*AIM OF THE TASK*
Pull out every row from the very first one down to the row containing "blot-band [69,242,89,247]", both ends included, and reproduce them verbatim.

*DATA SHOWN*
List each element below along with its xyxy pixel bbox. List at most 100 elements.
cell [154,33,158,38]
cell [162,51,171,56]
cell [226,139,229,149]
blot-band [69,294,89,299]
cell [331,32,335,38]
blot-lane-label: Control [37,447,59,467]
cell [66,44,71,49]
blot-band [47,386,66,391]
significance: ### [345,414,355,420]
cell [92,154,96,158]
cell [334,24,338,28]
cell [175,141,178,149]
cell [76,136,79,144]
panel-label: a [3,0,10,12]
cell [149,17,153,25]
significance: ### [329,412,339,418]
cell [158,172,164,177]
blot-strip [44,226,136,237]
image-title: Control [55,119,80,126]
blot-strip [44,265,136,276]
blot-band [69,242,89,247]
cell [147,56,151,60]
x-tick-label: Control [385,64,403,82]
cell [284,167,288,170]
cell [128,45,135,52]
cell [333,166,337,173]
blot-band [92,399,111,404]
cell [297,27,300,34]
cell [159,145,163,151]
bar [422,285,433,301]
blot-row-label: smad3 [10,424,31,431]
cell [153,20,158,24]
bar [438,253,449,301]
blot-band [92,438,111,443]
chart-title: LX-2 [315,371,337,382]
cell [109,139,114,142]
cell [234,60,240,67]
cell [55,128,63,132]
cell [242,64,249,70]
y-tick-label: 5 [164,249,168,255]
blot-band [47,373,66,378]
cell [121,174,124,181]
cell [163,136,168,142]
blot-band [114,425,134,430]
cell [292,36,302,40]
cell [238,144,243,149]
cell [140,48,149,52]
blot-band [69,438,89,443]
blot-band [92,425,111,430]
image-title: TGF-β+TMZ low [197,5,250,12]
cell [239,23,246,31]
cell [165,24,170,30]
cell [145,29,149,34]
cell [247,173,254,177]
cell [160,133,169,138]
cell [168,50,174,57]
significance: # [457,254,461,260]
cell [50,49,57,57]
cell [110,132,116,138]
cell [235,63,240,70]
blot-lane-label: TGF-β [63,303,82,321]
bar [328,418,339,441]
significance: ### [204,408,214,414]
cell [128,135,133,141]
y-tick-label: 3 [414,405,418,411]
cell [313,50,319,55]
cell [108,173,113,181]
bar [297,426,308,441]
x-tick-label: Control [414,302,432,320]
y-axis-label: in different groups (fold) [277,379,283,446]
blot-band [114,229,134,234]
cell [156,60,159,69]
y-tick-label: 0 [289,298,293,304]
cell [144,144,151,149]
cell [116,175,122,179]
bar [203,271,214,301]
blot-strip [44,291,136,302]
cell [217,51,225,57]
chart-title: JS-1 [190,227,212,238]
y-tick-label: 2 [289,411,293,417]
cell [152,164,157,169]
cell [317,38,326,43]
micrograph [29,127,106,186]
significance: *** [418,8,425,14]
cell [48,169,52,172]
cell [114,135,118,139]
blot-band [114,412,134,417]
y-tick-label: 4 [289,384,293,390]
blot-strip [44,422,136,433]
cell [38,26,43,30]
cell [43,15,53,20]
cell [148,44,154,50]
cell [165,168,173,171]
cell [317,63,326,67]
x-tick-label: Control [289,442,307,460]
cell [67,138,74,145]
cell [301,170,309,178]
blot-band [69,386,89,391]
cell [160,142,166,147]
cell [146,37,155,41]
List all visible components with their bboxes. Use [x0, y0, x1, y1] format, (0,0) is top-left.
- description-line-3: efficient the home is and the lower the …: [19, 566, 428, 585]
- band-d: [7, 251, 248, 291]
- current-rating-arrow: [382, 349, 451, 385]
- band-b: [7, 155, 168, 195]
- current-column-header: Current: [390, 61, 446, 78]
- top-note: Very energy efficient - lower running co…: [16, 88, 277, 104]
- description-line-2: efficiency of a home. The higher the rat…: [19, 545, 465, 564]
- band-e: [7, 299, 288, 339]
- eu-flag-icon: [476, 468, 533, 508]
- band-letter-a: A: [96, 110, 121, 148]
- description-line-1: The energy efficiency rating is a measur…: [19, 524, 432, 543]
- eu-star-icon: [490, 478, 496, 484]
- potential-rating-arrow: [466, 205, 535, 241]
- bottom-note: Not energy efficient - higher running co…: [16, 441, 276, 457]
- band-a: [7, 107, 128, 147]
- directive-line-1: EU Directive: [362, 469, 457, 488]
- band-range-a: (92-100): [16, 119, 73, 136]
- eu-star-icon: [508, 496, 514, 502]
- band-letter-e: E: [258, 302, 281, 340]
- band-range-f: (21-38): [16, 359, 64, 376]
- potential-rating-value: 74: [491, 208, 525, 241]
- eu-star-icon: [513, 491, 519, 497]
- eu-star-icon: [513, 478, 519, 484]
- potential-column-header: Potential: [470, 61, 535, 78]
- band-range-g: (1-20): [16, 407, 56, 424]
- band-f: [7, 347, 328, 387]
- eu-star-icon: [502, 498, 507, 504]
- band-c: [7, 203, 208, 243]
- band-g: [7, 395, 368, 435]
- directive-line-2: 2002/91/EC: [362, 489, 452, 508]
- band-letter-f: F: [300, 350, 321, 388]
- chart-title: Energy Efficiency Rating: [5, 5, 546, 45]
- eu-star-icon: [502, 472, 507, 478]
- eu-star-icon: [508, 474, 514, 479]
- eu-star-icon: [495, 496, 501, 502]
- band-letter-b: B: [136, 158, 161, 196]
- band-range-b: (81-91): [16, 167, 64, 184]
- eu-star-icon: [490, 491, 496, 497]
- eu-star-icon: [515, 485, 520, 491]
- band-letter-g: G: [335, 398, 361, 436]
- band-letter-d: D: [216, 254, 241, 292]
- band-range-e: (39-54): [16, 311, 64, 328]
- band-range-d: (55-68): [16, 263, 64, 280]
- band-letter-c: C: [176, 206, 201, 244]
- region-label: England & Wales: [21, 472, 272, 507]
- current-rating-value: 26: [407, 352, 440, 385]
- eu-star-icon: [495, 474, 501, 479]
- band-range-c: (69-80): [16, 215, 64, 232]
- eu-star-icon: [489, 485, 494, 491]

*FINAL RESULT*
List each element below along with its xyxy pixel bbox. List at most 100 elements.
cell [154,33,158,38]
cell [162,51,171,56]
cell [226,139,229,149]
blot-band [69,294,89,299]
cell [331,32,335,38]
blot-lane-label: Control [37,447,59,467]
cell [66,44,71,49]
blot-band [47,386,66,391]
significance: ### [345,414,355,420]
cell [92,154,96,158]
cell [334,24,338,28]
cell [175,141,178,149]
cell [76,136,79,144]
panel-label: a [3,0,10,12]
cell [149,17,153,25]
significance: ### [329,412,339,418]
cell [158,172,164,177]
blot-strip [44,226,136,237]
image-title: Control [55,119,80,126]
blot-strip [44,265,136,276]
blot-band [69,242,89,247]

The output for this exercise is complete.